Directions for this task
Find the lines that contain the word "Зуборев" and copy each one.

+ + +

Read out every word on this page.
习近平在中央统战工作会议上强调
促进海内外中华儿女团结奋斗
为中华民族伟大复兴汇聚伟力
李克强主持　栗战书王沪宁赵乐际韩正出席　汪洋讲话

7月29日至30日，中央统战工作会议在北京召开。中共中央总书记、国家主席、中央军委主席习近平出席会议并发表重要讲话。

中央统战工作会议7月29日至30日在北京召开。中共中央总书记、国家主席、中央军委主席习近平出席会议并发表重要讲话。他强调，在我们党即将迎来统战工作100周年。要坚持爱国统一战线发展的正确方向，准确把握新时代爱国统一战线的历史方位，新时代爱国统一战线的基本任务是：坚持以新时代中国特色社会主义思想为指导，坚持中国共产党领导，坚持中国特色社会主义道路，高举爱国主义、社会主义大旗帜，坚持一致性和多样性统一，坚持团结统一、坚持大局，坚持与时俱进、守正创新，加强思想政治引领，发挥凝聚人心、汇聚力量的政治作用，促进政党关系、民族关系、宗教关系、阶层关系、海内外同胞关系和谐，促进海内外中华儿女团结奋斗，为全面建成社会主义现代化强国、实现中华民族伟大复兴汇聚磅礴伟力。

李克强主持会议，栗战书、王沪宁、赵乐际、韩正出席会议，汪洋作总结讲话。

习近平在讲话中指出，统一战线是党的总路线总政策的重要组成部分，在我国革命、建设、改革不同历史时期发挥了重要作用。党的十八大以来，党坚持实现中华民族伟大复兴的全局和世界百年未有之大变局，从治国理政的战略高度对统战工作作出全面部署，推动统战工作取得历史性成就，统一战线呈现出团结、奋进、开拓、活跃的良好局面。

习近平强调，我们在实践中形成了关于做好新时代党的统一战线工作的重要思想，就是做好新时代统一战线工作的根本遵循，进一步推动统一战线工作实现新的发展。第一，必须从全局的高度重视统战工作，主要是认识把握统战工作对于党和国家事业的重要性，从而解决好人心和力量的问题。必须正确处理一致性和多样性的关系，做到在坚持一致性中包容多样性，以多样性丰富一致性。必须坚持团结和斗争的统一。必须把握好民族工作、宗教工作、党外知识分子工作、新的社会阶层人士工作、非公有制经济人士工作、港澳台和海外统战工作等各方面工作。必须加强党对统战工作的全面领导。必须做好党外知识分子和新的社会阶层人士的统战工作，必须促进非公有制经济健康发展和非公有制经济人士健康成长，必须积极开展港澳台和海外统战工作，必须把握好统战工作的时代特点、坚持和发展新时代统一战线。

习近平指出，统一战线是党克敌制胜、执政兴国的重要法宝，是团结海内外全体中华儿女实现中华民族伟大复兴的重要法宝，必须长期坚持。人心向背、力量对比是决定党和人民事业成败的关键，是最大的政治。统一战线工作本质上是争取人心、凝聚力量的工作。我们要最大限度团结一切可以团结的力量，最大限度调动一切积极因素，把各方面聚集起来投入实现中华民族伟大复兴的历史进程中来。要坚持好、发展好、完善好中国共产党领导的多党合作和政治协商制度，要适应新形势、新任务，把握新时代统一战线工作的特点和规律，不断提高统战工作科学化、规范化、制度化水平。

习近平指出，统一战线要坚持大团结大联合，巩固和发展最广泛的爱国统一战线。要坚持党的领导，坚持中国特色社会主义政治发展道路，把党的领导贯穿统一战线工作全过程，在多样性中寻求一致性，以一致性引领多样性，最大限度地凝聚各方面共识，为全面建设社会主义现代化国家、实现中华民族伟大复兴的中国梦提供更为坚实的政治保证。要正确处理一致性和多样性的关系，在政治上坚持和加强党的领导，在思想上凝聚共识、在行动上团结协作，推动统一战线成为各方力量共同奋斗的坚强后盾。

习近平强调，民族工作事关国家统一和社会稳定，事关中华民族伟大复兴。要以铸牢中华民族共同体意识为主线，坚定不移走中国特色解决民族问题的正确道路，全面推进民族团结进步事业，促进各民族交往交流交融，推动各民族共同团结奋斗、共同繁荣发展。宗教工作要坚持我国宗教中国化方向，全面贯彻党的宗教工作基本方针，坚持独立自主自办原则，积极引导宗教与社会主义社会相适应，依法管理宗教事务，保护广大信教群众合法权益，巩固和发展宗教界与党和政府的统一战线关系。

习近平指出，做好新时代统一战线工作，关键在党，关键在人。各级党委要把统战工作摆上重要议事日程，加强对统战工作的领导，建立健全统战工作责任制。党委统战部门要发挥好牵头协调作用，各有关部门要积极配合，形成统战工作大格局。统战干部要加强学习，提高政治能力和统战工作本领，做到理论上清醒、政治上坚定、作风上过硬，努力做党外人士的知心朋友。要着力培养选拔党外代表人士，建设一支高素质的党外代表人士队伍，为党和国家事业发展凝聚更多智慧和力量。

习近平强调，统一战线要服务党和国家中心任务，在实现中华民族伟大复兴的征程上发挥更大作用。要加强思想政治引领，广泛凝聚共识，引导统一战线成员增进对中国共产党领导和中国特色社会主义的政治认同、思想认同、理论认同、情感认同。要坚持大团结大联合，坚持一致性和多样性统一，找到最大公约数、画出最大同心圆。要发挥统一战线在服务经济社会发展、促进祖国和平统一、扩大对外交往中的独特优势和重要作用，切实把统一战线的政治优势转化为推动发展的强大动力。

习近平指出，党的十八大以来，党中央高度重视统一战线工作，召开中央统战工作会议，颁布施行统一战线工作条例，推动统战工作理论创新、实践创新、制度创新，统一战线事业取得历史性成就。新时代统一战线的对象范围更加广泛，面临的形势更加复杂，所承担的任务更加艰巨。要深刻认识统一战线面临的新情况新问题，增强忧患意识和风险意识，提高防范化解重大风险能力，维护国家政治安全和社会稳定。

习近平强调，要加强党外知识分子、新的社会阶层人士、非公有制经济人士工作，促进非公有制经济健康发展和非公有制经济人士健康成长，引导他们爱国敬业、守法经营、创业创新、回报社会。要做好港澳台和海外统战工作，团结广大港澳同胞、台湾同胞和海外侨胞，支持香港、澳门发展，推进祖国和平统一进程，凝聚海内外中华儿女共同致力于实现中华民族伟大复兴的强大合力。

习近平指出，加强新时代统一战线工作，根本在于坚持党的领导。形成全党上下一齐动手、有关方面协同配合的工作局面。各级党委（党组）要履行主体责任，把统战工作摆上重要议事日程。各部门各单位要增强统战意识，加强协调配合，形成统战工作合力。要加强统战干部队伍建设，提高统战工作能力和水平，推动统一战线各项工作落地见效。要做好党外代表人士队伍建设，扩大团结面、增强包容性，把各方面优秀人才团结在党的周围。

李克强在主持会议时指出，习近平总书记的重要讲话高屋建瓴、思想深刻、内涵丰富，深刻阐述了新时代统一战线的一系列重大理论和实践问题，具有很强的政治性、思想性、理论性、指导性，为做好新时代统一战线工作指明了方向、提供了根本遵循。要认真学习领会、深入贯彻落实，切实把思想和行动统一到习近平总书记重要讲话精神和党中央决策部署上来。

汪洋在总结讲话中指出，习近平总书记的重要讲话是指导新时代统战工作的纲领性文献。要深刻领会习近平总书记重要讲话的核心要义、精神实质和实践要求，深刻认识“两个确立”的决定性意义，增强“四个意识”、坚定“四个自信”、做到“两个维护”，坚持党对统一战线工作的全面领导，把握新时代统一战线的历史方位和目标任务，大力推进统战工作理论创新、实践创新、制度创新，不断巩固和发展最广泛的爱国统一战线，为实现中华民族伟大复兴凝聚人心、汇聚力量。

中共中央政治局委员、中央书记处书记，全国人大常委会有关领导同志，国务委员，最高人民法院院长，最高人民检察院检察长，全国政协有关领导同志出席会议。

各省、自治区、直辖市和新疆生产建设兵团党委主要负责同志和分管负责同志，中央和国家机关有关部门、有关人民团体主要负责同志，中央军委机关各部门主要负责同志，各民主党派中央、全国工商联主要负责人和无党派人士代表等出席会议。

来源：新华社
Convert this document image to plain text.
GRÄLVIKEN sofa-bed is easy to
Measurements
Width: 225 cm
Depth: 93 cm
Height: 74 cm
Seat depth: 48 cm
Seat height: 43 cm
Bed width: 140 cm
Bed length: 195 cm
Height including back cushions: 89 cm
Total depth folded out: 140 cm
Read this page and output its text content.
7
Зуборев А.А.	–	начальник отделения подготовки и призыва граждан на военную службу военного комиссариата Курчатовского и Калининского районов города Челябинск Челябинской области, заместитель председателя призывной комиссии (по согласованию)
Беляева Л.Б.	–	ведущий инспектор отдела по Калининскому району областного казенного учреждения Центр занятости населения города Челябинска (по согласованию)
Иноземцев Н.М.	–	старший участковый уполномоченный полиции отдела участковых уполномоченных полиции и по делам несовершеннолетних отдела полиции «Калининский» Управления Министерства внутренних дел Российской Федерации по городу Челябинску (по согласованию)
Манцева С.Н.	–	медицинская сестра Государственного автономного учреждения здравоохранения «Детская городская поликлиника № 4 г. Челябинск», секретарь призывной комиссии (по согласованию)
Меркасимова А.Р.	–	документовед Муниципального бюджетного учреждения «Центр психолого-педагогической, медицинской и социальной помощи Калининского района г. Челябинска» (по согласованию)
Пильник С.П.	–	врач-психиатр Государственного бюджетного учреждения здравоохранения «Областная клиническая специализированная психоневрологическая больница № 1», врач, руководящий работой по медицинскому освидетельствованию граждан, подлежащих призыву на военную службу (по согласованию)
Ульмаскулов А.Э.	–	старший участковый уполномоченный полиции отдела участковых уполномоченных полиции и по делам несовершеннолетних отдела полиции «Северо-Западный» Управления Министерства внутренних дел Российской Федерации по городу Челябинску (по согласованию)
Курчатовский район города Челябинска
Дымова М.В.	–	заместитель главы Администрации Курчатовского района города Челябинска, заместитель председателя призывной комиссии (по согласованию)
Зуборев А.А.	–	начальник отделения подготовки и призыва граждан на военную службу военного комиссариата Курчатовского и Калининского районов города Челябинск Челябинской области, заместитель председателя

+ + +

In response
Зуборев А.А.	–	начальник отделения подготовки и призыва граждан на военную службу военного комиссариата Курчатовского и Калининского районов города Челябинск Челябинской области, заместитель председателя призывной комиссии (по согласованию)
Зуборев А.А.	–	начальник отделения подготовки и призыва граждан на военную службу военного комиссариата Курчатовского и Калининского районов города Челябинск Челябинской области, заместитель председателя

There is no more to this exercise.